▶ _SHORT PROBLEM_
Find every line in the data below that contains the string "through" and copy each one out. Match uppercase and lowercase letters as given.

▶ _INPUT FOR THIS TASK_
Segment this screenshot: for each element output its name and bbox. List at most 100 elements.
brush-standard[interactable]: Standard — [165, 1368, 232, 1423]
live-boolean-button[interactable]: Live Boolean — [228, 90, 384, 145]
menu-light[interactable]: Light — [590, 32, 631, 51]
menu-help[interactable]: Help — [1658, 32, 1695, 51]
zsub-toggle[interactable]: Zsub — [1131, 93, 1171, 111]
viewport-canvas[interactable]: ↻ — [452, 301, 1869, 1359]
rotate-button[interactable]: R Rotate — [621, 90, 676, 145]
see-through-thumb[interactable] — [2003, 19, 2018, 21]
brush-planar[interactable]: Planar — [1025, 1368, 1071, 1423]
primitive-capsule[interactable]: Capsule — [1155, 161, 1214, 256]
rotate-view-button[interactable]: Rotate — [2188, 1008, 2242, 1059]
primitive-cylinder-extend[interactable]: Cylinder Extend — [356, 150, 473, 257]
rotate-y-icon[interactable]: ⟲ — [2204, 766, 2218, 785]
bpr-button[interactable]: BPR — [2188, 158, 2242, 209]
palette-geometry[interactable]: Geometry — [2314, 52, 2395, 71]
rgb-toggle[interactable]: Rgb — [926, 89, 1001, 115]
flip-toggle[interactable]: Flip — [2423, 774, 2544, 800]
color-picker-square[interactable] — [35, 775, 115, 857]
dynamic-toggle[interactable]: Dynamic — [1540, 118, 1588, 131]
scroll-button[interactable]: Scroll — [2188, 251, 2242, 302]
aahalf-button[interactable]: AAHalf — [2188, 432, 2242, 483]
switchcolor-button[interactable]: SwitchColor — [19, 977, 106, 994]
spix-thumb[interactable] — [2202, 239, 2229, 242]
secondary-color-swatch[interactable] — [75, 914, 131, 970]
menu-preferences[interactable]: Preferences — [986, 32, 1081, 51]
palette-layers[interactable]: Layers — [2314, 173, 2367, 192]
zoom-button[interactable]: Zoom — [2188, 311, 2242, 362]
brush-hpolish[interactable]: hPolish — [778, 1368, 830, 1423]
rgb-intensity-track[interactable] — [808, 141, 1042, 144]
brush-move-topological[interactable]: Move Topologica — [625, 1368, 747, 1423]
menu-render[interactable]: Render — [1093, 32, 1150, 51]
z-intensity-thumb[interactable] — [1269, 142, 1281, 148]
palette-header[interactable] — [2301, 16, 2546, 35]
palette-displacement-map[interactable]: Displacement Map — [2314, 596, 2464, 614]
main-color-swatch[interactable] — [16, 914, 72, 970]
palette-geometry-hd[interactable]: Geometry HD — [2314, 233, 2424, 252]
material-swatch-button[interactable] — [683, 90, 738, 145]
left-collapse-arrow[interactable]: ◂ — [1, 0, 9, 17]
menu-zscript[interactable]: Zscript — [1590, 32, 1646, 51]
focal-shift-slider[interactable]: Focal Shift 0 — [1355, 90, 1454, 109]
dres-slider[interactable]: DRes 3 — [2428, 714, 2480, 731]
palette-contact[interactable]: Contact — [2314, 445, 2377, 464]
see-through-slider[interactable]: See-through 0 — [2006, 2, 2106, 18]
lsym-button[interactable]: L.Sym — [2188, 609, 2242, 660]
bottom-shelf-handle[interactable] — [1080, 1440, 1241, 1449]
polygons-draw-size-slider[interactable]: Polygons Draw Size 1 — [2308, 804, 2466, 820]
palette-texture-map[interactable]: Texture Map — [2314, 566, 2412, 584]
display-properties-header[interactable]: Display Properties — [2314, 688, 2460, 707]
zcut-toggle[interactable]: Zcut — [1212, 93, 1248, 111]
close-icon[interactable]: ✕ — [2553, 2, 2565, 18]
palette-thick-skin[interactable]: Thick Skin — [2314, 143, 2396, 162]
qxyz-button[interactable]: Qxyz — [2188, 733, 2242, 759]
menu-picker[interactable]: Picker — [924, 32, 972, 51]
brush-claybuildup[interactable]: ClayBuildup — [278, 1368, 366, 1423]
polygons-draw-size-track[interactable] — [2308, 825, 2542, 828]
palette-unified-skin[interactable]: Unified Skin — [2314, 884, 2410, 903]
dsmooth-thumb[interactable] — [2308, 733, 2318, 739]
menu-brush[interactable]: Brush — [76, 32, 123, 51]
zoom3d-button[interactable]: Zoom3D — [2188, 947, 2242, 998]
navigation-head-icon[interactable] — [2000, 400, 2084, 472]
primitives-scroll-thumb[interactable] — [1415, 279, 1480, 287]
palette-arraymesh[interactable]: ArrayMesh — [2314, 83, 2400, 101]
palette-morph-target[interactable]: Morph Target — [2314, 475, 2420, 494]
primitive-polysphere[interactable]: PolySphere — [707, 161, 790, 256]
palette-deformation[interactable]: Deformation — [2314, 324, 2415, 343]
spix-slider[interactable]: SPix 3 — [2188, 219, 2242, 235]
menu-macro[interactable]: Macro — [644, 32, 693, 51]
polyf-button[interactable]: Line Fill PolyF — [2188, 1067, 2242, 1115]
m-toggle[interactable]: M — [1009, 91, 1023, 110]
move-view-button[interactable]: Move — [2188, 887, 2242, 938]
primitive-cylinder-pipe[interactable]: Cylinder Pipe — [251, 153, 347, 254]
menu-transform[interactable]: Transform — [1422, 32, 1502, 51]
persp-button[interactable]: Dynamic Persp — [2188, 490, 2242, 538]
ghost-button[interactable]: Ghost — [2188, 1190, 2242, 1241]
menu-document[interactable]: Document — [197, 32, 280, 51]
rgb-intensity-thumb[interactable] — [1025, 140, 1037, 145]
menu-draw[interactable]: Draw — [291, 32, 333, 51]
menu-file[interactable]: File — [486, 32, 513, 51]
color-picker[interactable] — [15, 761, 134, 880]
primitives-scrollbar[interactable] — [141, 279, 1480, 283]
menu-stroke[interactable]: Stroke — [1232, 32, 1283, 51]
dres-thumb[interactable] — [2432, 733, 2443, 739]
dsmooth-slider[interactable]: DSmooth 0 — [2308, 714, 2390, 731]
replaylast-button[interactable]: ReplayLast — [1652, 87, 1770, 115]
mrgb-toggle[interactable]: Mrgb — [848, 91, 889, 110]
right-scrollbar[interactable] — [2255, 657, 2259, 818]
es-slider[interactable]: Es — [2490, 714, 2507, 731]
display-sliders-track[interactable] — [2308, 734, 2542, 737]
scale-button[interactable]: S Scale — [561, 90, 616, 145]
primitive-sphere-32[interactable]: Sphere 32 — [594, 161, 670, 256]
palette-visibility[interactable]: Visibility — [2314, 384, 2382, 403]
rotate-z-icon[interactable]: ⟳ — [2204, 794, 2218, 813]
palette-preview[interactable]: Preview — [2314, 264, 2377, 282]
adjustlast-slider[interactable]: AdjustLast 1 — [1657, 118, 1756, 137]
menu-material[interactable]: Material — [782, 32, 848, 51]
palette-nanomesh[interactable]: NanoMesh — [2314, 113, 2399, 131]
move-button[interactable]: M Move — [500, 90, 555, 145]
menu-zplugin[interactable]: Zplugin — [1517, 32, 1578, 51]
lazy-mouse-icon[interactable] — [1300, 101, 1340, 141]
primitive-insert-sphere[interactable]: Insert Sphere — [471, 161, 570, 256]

▶ _THE COMPLETED TASK_
see-through-thumb[interactable] — [2003, 19, 2018, 21]
see-through-slider[interactable]: See-through 0 — [2006, 2, 2106, 18]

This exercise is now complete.